* TASK REQUIREMENTS
State how many lines in the entries below contain "ylabel". Write nothing but the number.

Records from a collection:
========================
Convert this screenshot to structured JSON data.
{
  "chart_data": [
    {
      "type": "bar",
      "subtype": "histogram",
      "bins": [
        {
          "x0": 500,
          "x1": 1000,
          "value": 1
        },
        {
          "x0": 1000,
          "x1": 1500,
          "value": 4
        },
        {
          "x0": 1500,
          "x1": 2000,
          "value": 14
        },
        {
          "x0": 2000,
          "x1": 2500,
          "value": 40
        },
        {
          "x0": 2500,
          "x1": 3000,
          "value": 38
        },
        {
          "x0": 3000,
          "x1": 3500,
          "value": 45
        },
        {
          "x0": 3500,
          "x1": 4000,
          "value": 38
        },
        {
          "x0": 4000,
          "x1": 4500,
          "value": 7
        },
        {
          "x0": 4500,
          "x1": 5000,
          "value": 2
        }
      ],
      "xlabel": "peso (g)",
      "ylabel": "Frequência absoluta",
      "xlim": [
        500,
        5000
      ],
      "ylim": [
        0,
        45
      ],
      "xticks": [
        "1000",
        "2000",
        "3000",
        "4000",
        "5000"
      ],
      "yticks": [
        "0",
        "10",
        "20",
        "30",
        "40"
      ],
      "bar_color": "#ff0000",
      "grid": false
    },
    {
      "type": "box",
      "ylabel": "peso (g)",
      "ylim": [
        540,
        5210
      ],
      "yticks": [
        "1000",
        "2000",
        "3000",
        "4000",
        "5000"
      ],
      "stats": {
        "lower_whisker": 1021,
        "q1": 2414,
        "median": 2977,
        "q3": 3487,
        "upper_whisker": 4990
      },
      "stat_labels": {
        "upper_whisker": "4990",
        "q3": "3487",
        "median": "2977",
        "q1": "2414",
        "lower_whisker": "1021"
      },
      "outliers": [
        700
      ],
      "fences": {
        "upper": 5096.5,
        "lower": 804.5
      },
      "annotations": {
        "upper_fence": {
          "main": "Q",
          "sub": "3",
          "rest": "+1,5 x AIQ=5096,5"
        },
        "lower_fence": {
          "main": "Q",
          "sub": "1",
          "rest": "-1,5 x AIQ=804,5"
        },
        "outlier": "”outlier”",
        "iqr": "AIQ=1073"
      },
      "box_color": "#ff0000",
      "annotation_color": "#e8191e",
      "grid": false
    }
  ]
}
========================
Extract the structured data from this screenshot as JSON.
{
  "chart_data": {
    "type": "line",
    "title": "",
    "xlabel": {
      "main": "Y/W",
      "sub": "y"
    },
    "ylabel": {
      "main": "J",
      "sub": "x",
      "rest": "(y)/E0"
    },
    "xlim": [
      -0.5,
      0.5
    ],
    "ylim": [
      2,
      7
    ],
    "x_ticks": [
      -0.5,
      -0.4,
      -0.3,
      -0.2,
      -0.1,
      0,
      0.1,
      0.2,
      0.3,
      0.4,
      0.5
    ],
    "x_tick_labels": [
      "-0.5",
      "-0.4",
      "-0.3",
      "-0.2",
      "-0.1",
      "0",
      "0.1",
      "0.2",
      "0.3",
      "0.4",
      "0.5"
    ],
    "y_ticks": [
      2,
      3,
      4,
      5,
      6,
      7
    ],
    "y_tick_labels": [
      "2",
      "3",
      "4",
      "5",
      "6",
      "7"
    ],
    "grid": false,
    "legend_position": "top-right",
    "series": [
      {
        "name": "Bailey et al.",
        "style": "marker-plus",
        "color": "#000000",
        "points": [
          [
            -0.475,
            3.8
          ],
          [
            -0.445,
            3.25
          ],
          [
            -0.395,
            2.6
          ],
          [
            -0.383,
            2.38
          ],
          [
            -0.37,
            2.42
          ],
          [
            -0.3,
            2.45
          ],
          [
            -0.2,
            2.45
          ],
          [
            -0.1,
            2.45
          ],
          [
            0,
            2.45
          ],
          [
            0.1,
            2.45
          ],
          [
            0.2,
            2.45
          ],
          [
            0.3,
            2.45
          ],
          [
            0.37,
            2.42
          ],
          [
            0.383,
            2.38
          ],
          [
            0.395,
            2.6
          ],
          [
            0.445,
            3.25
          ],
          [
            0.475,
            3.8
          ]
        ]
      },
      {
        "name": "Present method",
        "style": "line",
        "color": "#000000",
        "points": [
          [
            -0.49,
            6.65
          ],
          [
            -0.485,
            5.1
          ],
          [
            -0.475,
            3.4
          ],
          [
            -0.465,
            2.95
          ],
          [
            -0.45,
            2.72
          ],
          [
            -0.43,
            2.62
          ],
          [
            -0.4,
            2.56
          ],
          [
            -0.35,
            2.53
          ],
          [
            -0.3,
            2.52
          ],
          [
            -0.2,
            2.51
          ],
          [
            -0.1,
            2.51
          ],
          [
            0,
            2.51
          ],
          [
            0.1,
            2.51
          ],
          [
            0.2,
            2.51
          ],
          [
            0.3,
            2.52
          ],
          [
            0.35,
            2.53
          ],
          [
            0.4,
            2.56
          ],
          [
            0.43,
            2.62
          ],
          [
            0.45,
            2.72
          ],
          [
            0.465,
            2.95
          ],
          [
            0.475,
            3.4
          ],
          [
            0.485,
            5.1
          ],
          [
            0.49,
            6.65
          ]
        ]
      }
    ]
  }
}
========================
* EXERCISE RESULT
3